#### Records for the exercise ####
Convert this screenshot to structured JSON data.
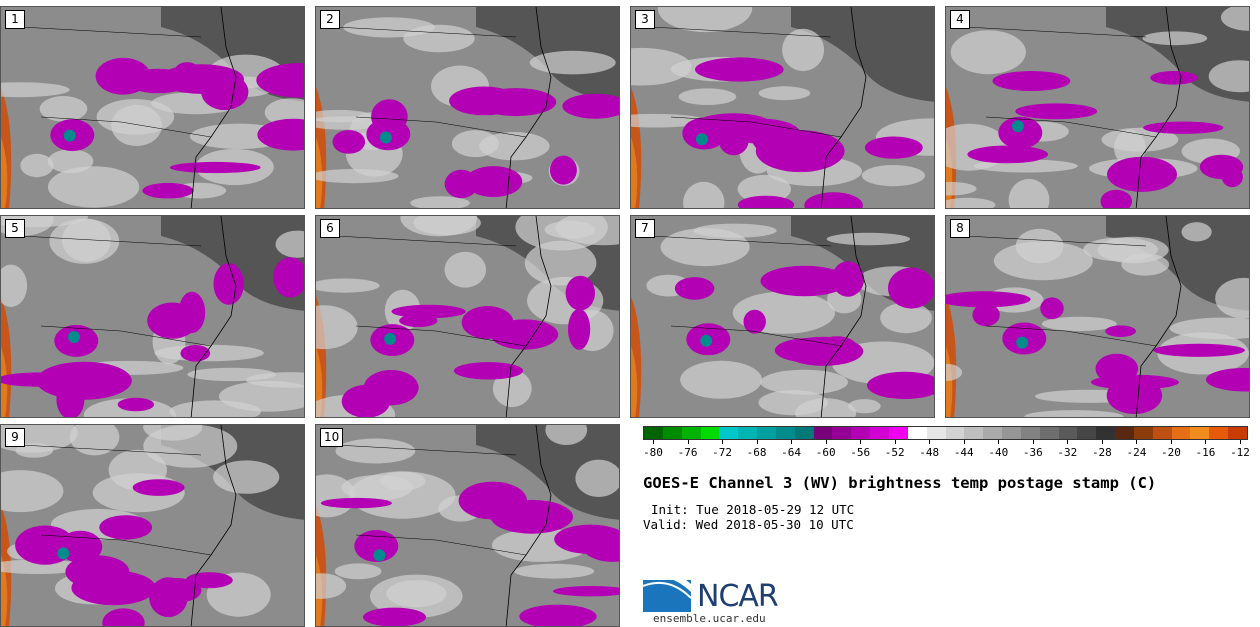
{
  "panels": [
    {
      "label": "1"
    },
    {
      "label": "2"
    },
    {
      "label": "3"
    },
    {
      "label": "4"
    },
    {
      "label": "5"
    },
    {
      "label": "6"
    },
    {
      "label": "7"
    },
    {
      "label": "8"
    },
    {
      "label": "9"
    },
    {
      "label": "10"
    }
  ],
  "colorbar": {
    "tick_labels": [
      "-80",
      "-76",
      "-72",
      "-68",
      "-64",
      "-60",
      "-56",
      "-52",
      "-48",
      "-44",
      "-40",
      "-36",
      "-32",
      "-28",
      "-24",
      "-20",
      "-16",
      "-12"
    ],
    "colors": [
      "#006400",
      "#008c00",
      "#00b400",
      "#00dc00",
      "#00c8c8",
      "#00b4b4",
      "#00a0a0",
      "#008c8c",
      "#007878",
      "#780078",
      "#960096",
      "#b400b4",
      "#d200d2",
      "#f000f0",
      "#ffffff",
      "#e6e6e6",
      "#d2d2d2",
      "#bebebe",
      "#aaaaaa",
      "#969696",
      "#828282",
      "#6e6e6e",
      "#5a5a5a",
      "#464646",
      "#323232",
      "#5a2810",
      "#8c3c0a",
      "#be5014",
      "#e66e14",
      "#f08c1e",
      "#e65a0a",
      "#c83c00"
    ]
  },
  "title": "GOES-E Channel 3 (WV) brightness temp postage stamp (C)",
  "init": "Init: Tue 2018-05-29 12 UTC",
  "valid": "Valid: Wed 2018-05-30 10 UTC",
  "logo": {
    "name": "NCAR",
    "url": "ensemble.ucar.edu"
  }
}
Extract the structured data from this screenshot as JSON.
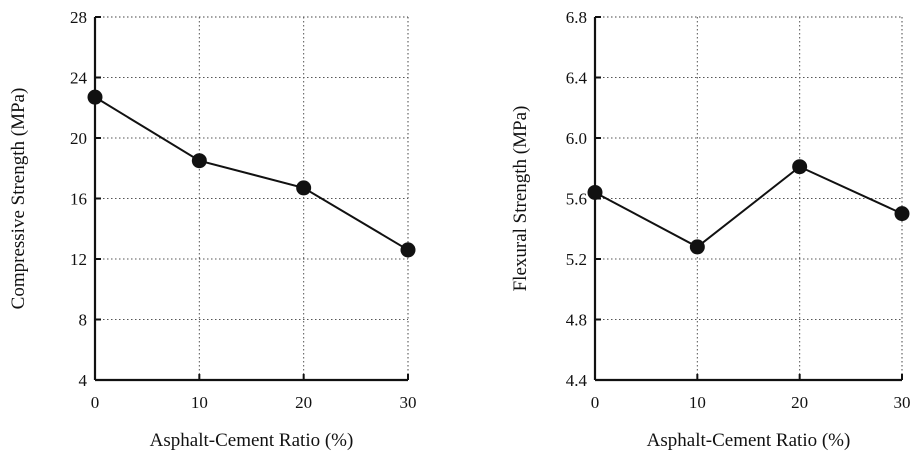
####
* [Exercise requirements]:
Give back the entries verbatim. Do not include any picture.

* [Written response]:
Convert this screenshot to structured JSON data.
{
  "panels": [
    {
      "label": "1"
    },
    {
      "label": "2"
    },
    {
      "label": "3"
    },
    {
      "label": "4"
    },
    {
      "label": "5"
    },
    {
      "label": "6"
    },
    {
      "label": "7"
    },
    {
      "label": "8"
    },
    {
      "label": "9"
    },
    {
      "label": "10"
    }
  ],
  "colorbar": {
    "tick_labels": [
      "-80",
      "-76",
      "-72",
      "-68",
      "-64",
      "-60",
      "-56",
      "-52",
      "-48",
      "-44",
      "-40",
      "-36",
      "-32",
      "-28",
      "-24",
      "-20",
      "-16",
      "-12"
    ],
    "colors": [
      "#006400",
      "#008c00",
      "#00b400",
      "#00dc00",
      "#00c8c8",
      "#00b4b4",
      "#00a0a0",
      "#008c8c",
      "#007878",
      "#780078",
      "#960096",
      "#b400b4",
      "#d200d2",
      "#f000f0",
      "#ffffff",
      "#e6e6e6",
      "#d2d2d2",
      "#bebebe",
      "#aaaaaa",
      "#969696",
      "#828282",
      "#6e6e6e",
      "#5a5a5a",
      "#464646",
      "#323232",
      "#5a2810",
      "#8c3c0a",
      "#be5014",
      "#e66e14",
      "#f08c1e",
      "#e65a0a",
      "#c83c00"
    ]
  },
  "title": "GOES-E Channel 3 (WV) brightness temp postage stamp (C)",
  "init": "Init: Tue 2018-05-29 12 UTC",
  "valid": "Valid: Wed 2018-05-30 10 UTC",
  "logo": {
    "name": "NCAR",
    "url": "ensemble.ucar.edu"
  }
}
Extract the structured data from this screenshot as JSON.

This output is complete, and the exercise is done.